Work task:
Only a number is wanted here: how many lines in the records below contain the string "their".

Data for processing:

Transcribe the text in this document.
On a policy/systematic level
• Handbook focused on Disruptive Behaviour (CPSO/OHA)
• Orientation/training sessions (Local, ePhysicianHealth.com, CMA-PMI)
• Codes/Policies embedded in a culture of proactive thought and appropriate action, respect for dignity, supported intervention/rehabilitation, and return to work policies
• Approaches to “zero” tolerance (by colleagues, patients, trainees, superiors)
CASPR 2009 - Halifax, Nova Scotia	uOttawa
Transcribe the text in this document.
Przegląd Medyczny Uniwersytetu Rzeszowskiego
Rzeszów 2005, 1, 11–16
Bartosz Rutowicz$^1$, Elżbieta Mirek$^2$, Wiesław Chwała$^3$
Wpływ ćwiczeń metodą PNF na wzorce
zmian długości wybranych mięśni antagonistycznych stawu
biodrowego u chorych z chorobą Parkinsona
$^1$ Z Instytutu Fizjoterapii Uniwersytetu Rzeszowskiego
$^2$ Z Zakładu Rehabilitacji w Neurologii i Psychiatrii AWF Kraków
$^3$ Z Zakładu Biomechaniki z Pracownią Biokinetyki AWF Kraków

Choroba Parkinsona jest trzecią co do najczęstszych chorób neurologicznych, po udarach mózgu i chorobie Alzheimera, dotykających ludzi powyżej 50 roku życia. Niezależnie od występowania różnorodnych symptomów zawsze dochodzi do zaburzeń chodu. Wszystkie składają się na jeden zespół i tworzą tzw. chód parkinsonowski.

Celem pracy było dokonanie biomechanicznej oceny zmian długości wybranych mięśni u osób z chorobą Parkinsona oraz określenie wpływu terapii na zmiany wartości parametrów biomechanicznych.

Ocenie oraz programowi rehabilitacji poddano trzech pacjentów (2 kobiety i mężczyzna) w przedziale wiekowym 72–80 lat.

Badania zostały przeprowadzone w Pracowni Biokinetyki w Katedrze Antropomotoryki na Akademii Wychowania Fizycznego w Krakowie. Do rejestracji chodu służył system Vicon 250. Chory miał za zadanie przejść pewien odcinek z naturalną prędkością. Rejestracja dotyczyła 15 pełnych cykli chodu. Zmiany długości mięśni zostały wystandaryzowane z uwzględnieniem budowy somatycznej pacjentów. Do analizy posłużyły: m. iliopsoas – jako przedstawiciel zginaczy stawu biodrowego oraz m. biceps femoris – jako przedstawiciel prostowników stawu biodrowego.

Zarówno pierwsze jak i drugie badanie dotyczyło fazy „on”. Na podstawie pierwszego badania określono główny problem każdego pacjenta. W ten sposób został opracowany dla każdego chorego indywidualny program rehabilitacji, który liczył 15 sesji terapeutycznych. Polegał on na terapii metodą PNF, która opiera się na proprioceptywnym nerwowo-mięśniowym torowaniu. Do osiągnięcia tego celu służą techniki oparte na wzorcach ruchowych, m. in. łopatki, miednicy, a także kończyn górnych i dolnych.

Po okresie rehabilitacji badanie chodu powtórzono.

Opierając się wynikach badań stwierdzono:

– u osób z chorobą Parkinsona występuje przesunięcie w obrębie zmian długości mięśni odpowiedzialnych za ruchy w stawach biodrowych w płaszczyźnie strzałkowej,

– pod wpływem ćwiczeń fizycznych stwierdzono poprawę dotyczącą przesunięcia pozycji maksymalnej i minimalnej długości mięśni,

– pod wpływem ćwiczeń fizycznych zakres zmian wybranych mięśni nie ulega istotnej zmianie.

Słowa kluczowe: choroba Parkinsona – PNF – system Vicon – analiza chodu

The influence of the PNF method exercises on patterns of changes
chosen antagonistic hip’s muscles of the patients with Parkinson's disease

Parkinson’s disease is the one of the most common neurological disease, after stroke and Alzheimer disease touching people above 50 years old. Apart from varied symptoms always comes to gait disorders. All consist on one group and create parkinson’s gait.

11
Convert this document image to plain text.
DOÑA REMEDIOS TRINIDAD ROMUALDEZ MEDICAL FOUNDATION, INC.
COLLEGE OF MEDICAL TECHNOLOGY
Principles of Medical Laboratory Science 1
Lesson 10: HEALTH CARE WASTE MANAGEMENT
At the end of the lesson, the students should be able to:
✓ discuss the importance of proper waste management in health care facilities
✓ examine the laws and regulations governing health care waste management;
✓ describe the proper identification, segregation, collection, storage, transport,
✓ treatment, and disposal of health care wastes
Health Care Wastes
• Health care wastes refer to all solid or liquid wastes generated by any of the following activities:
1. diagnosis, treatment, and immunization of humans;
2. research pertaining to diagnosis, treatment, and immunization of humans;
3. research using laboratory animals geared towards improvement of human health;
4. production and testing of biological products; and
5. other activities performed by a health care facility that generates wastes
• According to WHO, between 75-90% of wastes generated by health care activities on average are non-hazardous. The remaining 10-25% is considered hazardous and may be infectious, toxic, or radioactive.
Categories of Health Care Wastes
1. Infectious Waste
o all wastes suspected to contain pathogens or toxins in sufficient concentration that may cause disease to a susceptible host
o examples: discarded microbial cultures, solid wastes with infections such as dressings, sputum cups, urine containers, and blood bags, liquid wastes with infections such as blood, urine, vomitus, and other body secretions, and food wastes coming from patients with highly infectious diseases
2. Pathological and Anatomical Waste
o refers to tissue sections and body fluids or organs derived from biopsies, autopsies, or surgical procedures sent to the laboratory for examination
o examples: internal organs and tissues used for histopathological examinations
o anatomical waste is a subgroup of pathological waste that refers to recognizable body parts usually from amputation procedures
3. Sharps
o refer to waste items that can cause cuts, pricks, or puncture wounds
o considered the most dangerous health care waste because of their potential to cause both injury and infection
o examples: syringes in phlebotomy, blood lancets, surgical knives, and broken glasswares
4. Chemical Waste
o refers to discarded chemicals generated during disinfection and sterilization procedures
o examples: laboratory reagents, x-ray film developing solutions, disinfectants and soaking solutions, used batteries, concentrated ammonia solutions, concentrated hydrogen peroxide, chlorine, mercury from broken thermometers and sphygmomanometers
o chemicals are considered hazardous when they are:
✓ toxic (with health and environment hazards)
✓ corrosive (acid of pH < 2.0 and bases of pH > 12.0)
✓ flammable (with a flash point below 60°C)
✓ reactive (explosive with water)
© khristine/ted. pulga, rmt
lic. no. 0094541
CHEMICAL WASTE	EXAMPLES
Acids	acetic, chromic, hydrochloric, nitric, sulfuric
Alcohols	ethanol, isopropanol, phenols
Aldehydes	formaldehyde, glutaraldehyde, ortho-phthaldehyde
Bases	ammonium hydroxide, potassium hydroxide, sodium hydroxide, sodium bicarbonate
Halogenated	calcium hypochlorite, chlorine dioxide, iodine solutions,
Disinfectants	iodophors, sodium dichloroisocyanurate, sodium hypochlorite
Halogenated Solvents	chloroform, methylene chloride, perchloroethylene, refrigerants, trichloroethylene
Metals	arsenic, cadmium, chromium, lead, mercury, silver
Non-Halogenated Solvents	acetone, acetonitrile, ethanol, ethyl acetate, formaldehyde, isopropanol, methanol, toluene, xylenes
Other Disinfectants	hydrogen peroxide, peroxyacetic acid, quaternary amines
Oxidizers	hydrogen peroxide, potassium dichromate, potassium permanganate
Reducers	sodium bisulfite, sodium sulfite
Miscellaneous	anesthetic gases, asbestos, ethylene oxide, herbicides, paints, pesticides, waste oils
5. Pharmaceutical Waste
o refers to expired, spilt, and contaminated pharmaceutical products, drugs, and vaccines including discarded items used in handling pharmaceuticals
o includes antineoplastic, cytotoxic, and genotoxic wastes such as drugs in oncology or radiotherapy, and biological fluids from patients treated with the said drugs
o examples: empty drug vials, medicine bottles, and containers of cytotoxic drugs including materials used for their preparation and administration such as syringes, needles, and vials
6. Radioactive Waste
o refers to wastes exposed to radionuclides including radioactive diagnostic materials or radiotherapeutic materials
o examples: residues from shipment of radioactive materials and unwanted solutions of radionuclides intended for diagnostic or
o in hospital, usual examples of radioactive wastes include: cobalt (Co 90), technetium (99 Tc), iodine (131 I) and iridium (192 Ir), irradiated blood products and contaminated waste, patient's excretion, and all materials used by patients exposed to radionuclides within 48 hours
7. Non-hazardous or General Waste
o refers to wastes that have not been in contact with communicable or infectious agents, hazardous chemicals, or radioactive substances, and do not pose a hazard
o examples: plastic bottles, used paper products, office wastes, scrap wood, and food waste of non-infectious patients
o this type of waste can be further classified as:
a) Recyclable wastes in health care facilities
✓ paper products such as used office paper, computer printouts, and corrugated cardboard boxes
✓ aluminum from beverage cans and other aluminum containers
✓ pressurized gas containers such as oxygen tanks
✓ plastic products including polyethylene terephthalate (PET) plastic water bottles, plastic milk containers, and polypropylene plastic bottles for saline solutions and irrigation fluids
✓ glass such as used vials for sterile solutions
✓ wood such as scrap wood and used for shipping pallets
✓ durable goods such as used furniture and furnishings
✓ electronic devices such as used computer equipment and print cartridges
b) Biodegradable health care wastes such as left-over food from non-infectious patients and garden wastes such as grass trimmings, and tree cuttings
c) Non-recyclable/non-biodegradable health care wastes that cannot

Result:
2